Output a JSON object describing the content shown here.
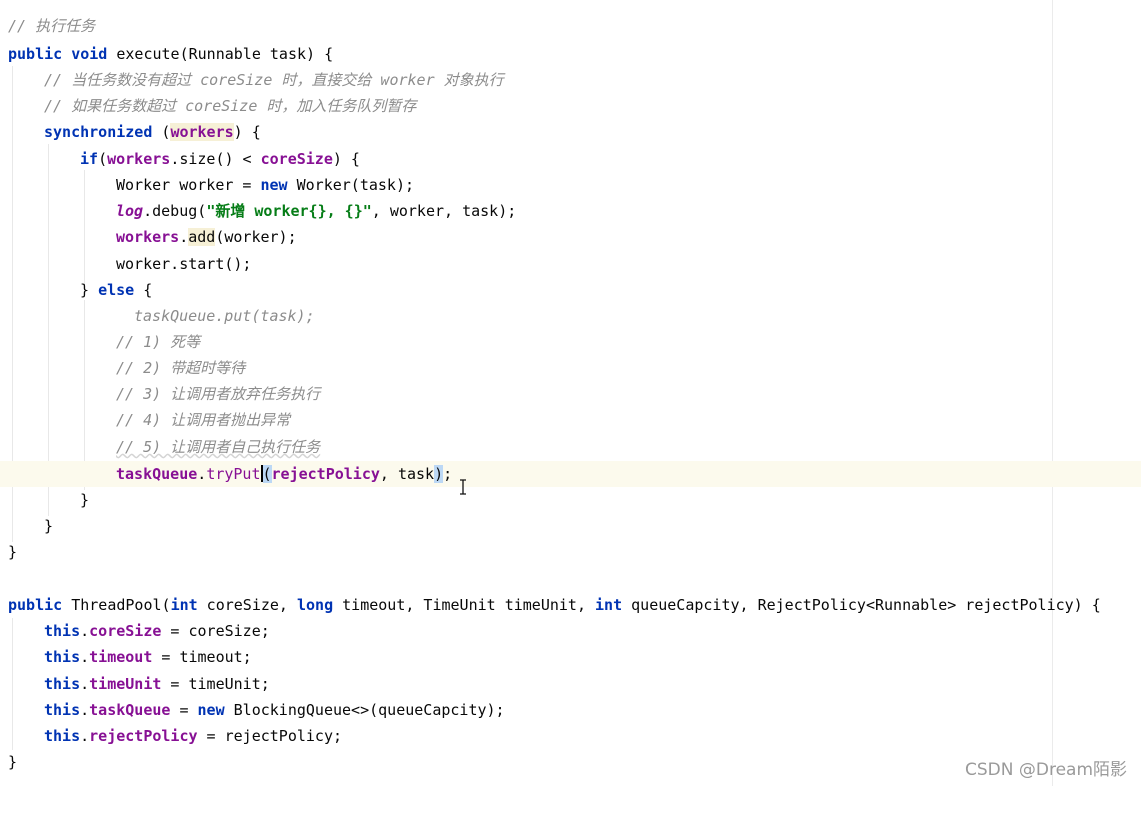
{
  "editor": {
    "lines": [
      {
        "t": "// 执行任务",
        "kind": "comment"
      },
      {
        "t": "public void execute(Runnable task) {",
        "kind": "code"
      },
      {
        "t": "// 当任务数没有超过 coreSize 时，直接交给 worker 对象执行",
        "kind": "comment"
      },
      {
        "t": "// 如果任务数超过 coreSize 时，加入任务队列暂存",
        "kind": "comment"
      },
      {
        "t": "synchronized (workers) {",
        "kind": "code"
      },
      {
        "t": "if(workers.size() < coreSize) {",
        "kind": "code"
      },
      {
        "t": "Worker worker = new Worker(task);",
        "kind": "code"
      },
      {
        "t": "log.debug(\"新增 worker{}, {}\", worker, task);",
        "kind": "code"
      },
      {
        "t": "workers.add(worker);",
        "kind": "code"
      },
      {
        "t": "worker.start();",
        "kind": "code"
      },
      {
        "t": "} else {",
        "kind": "code"
      },
      {
        "t": "taskQueue.put(task);",
        "kind": "code-disabled"
      },
      {
        "t": "// 1) 死等",
        "kind": "comment"
      },
      {
        "t": "// 2) 带超时等待",
        "kind": "comment"
      },
      {
        "t": "// 3) 让调用者放弃任务执行",
        "kind": "comment"
      },
      {
        "t": "// 4) 让调用者抛出异常",
        "kind": "comment"
      },
      {
        "t": "// 5) 让调用者自己执行任务",
        "kind": "comment"
      },
      {
        "t": "taskQueue.tryPut(rejectPolicy, task);",
        "kind": "code-current"
      },
      {
        "t": "}",
        "kind": "code"
      },
      {
        "t": "}",
        "kind": "code"
      },
      {
        "t": "}",
        "kind": "code"
      },
      {
        "t": "",
        "kind": "blank"
      },
      {
        "t": "public ThreadPool(int coreSize, long timeout, TimeUnit timeUnit, int queueCapcity, RejectPolicy<Runnable> rejectPolicy) {",
        "kind": "code"
      },
      {
        "t": "this.coreSize = coreSize;",
        "kind": "code"
      },
      {
        "t": "this.timeout = timeout;",
        "kind": "code"
      },
      {
        "t": "this.timeUnit = timeUnit;",
        "kind": "code"
      },
      {
        "t": "this.taskQueue = new BlockingQueue<>(queueCapcity);",
        "kind": "code"
      },
      {
        "t": "this.rejectPolicy = rejectPolicy;",
        "kind": "code"
      },
      {
        "t": "}",
        "kind": "code"
      }
    ],
    "tokens": {
      "l0_c": "// 执行任务",
      "l1_kw1": "public",
      "l1_kw2": "void",
      "l1_rest": " execute(Runnable task) {",
      "l2_c": "// 当任务数没有超过 coreSize 时，直接交给 worker 对象执行",
      "l3_c": "// 如果任务数超过 coreSize 时，加入任务队列暂存",
      "l4_kw": "synchronized",
      "l4_a": " (",
      "l4_f": "workers",
      "l4_b": ") {",
      "l5_kw": "if",
      "l5_a": "(",
      "l5_f1": "workers",
      "l5_b": ".size() < ",
      "l5_f2": "coreSize",
      "l5_c": ") {",
      "l6_a": "Worker worker = ",
      "l6_kw": "new",
      "l6_b": " Worker(task);",
      "l7_f": "log",
      "l7_a": ".debug(",
      "l7_s": "\"新增 worker{}, {}\"",
      "l7_b": ", worker, task);",
      "l8_f": "workers",
      "l8_a": ".",
      "l8_m": "add",
      "l8_b": "(worker);",
      "l9_a": "worker.start();",
      "l10_a": "} ",
      "l10_kw": "else",
      "l10_b": " {",
      "l11_a": "taskQueue.put(task);",
      "l12_c": "// 1) 死等",
      "l13_c": "// 2) 带超时等待",
      "l14_c": "// 3) 让调用者放弃任务执行",
      "l15_c": "// 4) 让调用者抛出异常",
      "l16_c": "// 5) 让调用者自己执行任务",
      "l17_f1": "taskQueue",
      "l17_a": ".",
      "l17_m": "tryPut",
      "l17_p1": "(",
      "l17_f2": "rejectPolicy",
      "l17_b": ", task",
      "l17_p2": ")",
      "l17_c": ";",
      "l18": "}",
      "l19": "}",
      "l20": "}",
      "l22_kw1": "public",
      "l22_a": " ThreadPool(",
      "l22_kw2": "int",
      "l22_b": " coreSize, ",
      "l22_kw3": "long",
      "l22_c": " timeout, TimeUnit timeUnit, ",
      "l22_kw4": "int",
      "l22_d": " queueCapcity, RejectPolicy<Runnable> rejectPolicy) {",
      "l23_kw": "this",
      "l23_a": ".",
      "l23_f": "coreSize",
      "l23_b": " = coreSize;",
      "l24_kw": "this",
      "l24_a": ".",
      "l24_f": "timeout",
      "l24_b": " = timeout;",
      "l25_kw": "this",
      "l25_a": ".",
      "l25_f": "timeUnit",
      "l25_b": " = timeUnit;",
      "l26_kw": "this",
      "l26_a": ".",
      "l26_f": "taskQueue",
      "l26_b": " = ",
      "l26_kw2": "new",
      "l26_c": " BlockingQueue<>(queueCapcity);",
      "l27_kw": "this",
      "l27_a": ".",
      "l27_f": "rejectPolicy",
      "l27_b": " = rejectPolicy;",
      "l28": "}"
    }
  },
  "watermark": "CSDN @Dream陌影",
  "colors": {
    "keyword": "#0033b3",
    "comment": "#8c8c8c",
    "field": "#871094",
    "string": "#067d17",
    "current_line": "#fcfaed",
    "bracket_match": "#bcd8f5"
  }
}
════════════════════
:: GIVEN TASK ::
In your copy, leave out the pictures and reproduce the material above exactly.

:: WORKED SOLUTION ::
Output a JSON object describing the content shown here.
{
  "editor": {
    "lines": [
      {
        "t": "// 执行任务",
        "kind": "comment"
      },
      {
        "t": "public void execute(Runnable task) {",
        "kind": "code"
      },
      {
        "t": "// 当任务数没有超过 coreSize 时，直接交给 worker 对象执行",
        "kind": "comment"
      },
      {
        "t": "// 如果任务数超过 coreSize 时，加入任务队列暂存",
        "kind": "comment"
      },
      {
        "t": "synchronized (workers) {",
        "kind": "code"
      },
      {
        "t": "if(workers.size() < coreSize) {",
        "kind": "code"
      },
      {
        "t": "Worker worker = new Worker(task);",
        "kind": "code"
      },
      {
        "t": "log.debug(\"新增 worker{}, {}\", worker, task);",
        "kind": "code"
      },
      {
        "t": "workers.add(worker);",
        "kind": "code"
      },
      {
        "t": "worker.start();",
        "kind": "code"
      },
      {
        "t": "} else {",
        "kind": "code"
      },
      {
        "t": "taskQueue.put(task);",
        "kind": "code-disabled"
      },
      {
        "t": "// 1) 死等",
        "kind": "comment"
      },
      {
        "t": "// 2) 带超时等待",
        "kind": "comment"
      },
      {
        "t": "// 3) 让调用者放弃任务执行",
        "kind": "comment"
      },
      {
        "t": "// 4) 让调用者抛出异常",
        "kind": "comment"
      },
      {
        "t": "// 5) 让调用者自己执行任务",
        "kind": "comment"
      },
      {
        "t": "taskQueue.tryPut(rejectPolicy, task);",
        "kind": "code-current"
      },
      {
        "t": "}",
        "kind": "code"
      },
      {
        "t": "}",
        "kind": "code"
      },
      {
        "t": "}",
        "kind": "code"
      },
      {
        "t": "",
        "kind": "blank"
      },
      {
        "t": "public ThreadPool(int coreSize, long timeout, TimeUnit timeUnit, int queueCapcity, RejectPolicy<Runnable> rejectPolicy) {",
        "kind": "code"
      },
      {
        "t": "this.coreSize = coreSize;",
        "kind": "code"
      },
      {
        "t": "this.timeout = timeout;",
        "kind": "code"
      },
      {
        "t": "this.timeUnit = timeUnit;",
        "kind": "code"
      },
      {
        "t": "this.taskQueue = new BlockingQueue<>(queueCapcity);",
        "kind": "code"
      },
      {
        "t": "this.rejectPolicy = rejectPolicy;",
        "kind": "code"
      },
      {
        "t": "}",
        "kind": "code"
      }
    ],
    "tokens": {
      "l0_c": "// 执行任务",
      "l1_kw1": "public",
      "l1_kw2": "void",
      "l1_rest": " execute(Runnable task) {",
      "l2_c": "// 当任务数没有超过 coreSize 时，直接交给 worker 对象执行",
      "l3_c": "// 如果任务数超过 coreSize 时，加入任务队列暂存",
      "l4_kw": "synchronized",
      "l4_a": " (",
      "l4_f": "workers",
      "l4_b": ") {",
      "l5_kw": "if",
      "l5_a": "(",
      "l5_f1": "workers",
      "l5_b": ".size() < ",
      "l5_f2": "coreSize",
      "l5_c": ") {",
      "l6_a": "Worker worker = ",
      "l6_kw": "new",
      "l6_b": " Worker(task);",
      "l7_f": "log",
      "l7_a": ".debug(",
      "l7_s": "\"新增 worker{}, {}\"",
      "l7_b": ", worker, task);",
      "l8_f": "workers",
      "l8_a": ".",
      "l8_m": "add",
      "l8_b": "(worker);",
      "l9_a": "worker.start();",
      "l10_a": "} ",
      "l10_kw": "else",
      "l10_b": " {",
      "l11_a": "taskQueue.put(task);",
      "l12_c": "// 1) 死等",
      "l13_c": "// 2) 带超时等待",
      "l14_c": "// 3) 让调用者放弃任务执行",
      "l15_c": "// 4) 让调用者抛出异常",
      "l16_c": "// 5) 让调用者自己执行任务",
      "l17_f1": "taskQueue",
      "l17_a": ".",
      "l17_m": "tryPut",
      "l17_p1": "(",
      "l17_f2": "rejectPolicy",
      "l17_b": ", task",
      "l17_p2": ")",
      "l17_c": ";",
      "l18": "}",
      "l19": "}",
      "l20": "}",
      "l22_kw1": "public",
      "l22_a": " ThreadPool(",
      "l22_kw2": "int",
      "l22_b": " coreSize, ",
      "l22_kw3": "long",
      "l22_c": " timeout, TimeUnit timeUnit, ",
      "l22_kw4": "int",
      "l22_d": " queueCapcity, RejectPolicy<Runnable> rejectPolicy) {",
      "l23_kw": "this",
      "l23_a": ".",
      "l23_f": "coreSize",
      "l23_b": " = coreSize;",
      "l24_kw": "this",
      "l24_a": ".",
      "l24_f": "timeout",
      "l24_b": " = timeout;",
      "l25_kw": "this",
      "l25_a": ".",
      "l25_f": "timeUnit",
      "l25_b": " = timeUnit;",
      "l26_kw": "this",
      "l26_a": ".",
      "l26_f": "taskQueue",
      "l26_b": " = ",
      "l26_kw2": "new",
      "l26_c": " BlockingQueue<>(queueCapcity);",
      "l27_kw": "this",
      "l27_a": ".",
      "l27_f": "rejectPolicy",
      "l27_b": " = rejectPolicy;",
      "l28": "}"
    }
  },
  "watermark": "CSDN @Dream陌影",
  "colors": {
    "keyword": "#0033b3",
    "comment": "#8c8c8c",
    "field": "#871094",
    "string": "#067d17",
    "current_line": "#fcfaed",
    "bracket_match": "#bcd8f5"
  }
}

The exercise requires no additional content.